> _Exercise objective_
Search the data below for the string "sind". Extract every line that contains it.

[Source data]
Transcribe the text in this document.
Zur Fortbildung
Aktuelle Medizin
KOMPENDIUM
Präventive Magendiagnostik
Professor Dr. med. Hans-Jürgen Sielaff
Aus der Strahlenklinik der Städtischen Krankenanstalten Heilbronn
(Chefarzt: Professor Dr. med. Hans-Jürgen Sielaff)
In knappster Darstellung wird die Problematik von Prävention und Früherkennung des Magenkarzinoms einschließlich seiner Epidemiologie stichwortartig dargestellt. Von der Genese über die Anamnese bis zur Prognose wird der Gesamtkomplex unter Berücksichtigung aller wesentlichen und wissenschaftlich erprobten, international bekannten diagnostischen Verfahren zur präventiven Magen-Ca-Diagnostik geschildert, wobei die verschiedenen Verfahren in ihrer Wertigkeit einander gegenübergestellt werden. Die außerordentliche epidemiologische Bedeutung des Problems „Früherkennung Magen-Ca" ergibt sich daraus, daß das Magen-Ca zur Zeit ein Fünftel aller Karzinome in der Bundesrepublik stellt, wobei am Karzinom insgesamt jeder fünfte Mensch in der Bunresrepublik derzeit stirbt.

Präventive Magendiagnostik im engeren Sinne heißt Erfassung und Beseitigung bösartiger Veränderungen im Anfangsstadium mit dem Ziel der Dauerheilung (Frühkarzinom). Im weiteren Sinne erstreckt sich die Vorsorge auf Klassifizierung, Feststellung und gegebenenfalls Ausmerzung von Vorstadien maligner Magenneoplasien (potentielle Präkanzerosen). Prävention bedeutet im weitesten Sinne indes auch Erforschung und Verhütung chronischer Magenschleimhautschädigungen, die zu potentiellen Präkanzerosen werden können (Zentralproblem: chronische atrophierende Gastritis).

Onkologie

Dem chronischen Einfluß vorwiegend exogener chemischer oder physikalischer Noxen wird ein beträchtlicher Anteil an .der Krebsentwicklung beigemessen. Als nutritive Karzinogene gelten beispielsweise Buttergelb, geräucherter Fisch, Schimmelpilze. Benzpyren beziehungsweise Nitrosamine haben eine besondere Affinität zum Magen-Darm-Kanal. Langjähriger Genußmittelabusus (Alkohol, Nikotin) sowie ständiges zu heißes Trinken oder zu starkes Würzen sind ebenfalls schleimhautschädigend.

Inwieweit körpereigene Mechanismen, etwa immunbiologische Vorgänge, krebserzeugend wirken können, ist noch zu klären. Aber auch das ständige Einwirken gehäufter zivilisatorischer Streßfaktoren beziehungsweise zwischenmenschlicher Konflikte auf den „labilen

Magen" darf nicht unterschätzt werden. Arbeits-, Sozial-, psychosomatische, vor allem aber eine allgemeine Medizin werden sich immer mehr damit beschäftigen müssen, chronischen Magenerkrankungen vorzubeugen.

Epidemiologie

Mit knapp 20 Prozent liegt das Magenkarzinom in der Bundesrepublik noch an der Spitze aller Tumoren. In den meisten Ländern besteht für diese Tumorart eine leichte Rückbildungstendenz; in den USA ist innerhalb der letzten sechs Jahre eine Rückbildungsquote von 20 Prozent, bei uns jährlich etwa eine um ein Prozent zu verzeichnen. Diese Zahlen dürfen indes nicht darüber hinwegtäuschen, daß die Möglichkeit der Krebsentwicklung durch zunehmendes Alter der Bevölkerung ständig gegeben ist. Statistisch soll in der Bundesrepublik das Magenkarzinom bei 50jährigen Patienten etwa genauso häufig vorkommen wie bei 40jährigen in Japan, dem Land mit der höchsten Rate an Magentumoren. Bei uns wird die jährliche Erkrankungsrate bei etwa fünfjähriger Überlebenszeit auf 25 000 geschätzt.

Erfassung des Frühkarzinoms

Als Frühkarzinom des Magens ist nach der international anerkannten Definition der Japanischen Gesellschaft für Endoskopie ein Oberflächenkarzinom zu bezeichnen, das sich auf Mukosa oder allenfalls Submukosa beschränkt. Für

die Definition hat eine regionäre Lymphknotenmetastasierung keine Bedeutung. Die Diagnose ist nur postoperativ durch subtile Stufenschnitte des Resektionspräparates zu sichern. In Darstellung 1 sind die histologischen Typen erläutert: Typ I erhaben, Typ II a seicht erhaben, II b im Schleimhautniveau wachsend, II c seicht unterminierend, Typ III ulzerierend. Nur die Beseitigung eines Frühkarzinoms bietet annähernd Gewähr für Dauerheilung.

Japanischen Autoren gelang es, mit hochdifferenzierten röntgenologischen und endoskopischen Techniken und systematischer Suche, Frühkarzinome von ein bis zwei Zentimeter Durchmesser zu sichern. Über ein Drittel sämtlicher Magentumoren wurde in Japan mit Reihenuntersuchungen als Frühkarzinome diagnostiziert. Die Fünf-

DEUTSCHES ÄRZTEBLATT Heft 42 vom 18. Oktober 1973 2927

> _Task result_
Dem chronischen Einfluß vorwiegend exogener chemischer oder physikalischer Noxen wird ein beträchtlicher Anteil an .der Krebsentwicklung beigemessen. Als nutritive Karzinogene gelten beispielsweise Buttergelb, geräucherter Fisch, Schimmelpilze. Benzpyren beziehungsweise Nitrosamine haben eine besondere Affinität zum Magen-Darm-Kanal. Langjähriger Genußmittelabusus (Alkohol, Nikotin) sowie ständiges zu heißes Trinken oder zu starkes Würzen sind ebenfalls schleimhautschädigend.
die Definition hat eine regionäre Lymphknotenmetastasierung keine Bedeutung. Die Diagnose ist nur postoperativ durch subtile Stufenschnitte des Resektionspräparates zu sichern. In Darstellung 1 sind die histologischen Typen erläutert: Typ I erhaben, Typ II a seicht erhaben, II b im Schleimhautniveau wachsend, II c seicht unterminierend, Typ III ulzerierend. Nur die Beseitigung eines Frühkarzinoms bietet annähernd Gewähr für Dauerheilung.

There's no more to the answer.